Show only lines that include "value".

==*==

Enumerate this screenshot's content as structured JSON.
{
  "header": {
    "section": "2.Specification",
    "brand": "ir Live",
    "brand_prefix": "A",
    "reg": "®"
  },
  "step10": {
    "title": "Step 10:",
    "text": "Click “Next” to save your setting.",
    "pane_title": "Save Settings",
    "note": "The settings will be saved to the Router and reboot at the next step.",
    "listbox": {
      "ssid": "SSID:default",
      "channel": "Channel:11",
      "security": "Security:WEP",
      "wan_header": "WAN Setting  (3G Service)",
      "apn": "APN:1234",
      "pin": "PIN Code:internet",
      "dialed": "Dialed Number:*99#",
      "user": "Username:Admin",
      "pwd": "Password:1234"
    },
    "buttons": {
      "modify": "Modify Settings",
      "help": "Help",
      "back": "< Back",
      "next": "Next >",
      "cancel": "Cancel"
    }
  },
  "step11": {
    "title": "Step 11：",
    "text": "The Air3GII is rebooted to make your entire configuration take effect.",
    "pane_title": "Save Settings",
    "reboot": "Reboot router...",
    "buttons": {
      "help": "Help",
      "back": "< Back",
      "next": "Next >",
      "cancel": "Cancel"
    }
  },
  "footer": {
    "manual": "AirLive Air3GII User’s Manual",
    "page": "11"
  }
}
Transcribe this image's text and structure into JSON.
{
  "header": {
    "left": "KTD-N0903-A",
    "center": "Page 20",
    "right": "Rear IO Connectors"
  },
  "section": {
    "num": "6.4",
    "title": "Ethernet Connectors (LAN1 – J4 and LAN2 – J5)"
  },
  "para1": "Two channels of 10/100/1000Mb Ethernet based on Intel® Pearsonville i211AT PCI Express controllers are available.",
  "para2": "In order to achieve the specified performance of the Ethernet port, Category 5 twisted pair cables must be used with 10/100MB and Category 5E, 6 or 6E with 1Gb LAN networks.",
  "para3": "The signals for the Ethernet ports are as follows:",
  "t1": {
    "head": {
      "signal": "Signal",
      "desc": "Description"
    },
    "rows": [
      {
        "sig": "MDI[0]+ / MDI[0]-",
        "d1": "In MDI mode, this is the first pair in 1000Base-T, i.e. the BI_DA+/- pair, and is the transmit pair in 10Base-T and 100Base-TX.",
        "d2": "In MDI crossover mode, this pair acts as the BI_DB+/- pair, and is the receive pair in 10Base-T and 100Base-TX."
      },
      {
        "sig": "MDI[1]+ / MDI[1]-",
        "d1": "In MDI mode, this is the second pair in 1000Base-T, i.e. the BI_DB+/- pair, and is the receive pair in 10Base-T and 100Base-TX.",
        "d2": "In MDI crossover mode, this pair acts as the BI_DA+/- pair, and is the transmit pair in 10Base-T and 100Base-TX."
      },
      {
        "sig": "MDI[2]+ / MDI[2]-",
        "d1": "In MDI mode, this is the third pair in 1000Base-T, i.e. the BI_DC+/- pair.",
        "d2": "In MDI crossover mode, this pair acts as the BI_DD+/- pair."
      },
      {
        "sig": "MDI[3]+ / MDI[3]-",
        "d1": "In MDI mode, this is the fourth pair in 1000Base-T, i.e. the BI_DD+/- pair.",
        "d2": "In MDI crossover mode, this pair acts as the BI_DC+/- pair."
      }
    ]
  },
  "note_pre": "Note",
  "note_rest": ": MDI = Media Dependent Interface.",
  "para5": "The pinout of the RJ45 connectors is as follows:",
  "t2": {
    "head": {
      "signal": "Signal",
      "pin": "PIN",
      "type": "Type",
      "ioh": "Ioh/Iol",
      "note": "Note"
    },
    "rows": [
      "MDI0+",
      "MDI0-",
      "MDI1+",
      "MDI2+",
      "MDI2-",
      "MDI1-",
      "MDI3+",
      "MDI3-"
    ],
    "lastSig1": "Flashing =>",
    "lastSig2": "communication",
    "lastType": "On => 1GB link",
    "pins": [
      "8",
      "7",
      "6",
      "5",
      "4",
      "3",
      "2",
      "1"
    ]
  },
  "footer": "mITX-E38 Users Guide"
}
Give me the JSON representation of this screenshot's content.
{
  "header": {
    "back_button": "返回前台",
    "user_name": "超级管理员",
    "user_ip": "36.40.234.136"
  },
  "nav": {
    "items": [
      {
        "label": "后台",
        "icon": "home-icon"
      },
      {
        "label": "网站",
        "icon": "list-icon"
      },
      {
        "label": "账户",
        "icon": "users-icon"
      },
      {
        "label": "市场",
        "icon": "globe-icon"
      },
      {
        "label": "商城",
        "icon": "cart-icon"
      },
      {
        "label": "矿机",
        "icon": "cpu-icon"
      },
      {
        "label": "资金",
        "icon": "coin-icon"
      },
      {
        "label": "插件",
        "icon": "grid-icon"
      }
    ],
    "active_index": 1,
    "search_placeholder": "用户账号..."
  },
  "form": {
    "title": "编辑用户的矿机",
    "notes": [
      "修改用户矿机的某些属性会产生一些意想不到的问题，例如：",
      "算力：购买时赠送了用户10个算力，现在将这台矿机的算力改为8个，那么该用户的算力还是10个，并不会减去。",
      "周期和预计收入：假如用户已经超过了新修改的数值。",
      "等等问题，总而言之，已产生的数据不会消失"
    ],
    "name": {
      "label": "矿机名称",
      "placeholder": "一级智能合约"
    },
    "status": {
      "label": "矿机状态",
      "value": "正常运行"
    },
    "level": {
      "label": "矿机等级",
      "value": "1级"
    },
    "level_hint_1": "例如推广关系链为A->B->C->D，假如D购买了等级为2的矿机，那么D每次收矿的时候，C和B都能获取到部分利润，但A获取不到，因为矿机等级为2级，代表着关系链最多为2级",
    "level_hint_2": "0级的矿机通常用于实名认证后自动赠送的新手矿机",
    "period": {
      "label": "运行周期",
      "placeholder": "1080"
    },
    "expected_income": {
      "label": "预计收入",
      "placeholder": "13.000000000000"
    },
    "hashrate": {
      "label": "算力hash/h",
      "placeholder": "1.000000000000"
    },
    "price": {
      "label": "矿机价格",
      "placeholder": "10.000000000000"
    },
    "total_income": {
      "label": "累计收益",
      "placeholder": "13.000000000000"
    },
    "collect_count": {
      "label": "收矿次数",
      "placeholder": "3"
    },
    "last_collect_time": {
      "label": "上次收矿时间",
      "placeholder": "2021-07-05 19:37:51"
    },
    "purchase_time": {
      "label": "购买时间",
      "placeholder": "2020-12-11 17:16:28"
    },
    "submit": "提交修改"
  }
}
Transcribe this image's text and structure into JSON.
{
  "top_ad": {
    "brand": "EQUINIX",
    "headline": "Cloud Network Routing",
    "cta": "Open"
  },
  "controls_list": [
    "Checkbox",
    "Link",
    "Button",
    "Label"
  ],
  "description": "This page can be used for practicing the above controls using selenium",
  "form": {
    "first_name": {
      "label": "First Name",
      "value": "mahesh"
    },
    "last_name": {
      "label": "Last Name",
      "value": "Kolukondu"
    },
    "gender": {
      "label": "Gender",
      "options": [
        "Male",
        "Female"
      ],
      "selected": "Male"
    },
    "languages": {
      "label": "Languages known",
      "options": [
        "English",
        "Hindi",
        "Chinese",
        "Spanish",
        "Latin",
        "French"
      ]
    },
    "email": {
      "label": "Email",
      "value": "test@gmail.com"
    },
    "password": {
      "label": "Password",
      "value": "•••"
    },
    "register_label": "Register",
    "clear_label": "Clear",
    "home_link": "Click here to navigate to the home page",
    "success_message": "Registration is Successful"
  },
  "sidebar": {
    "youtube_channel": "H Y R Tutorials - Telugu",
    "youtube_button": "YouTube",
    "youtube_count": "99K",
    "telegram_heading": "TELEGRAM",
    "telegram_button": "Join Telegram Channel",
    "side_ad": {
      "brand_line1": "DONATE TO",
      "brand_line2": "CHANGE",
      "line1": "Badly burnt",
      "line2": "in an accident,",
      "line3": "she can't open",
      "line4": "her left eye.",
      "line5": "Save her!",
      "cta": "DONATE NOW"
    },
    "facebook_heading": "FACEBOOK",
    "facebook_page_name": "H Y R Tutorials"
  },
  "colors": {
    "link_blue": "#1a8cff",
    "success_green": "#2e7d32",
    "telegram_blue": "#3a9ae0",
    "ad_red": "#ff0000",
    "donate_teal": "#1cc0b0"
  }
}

==*==

**THE SOLUTION**
      "value": "正常运行"
      "value": "1级"
      "value": "mahesh"
      "value": "Kolukondu"
      "value": "test@gmail.com"
      "value": "•••"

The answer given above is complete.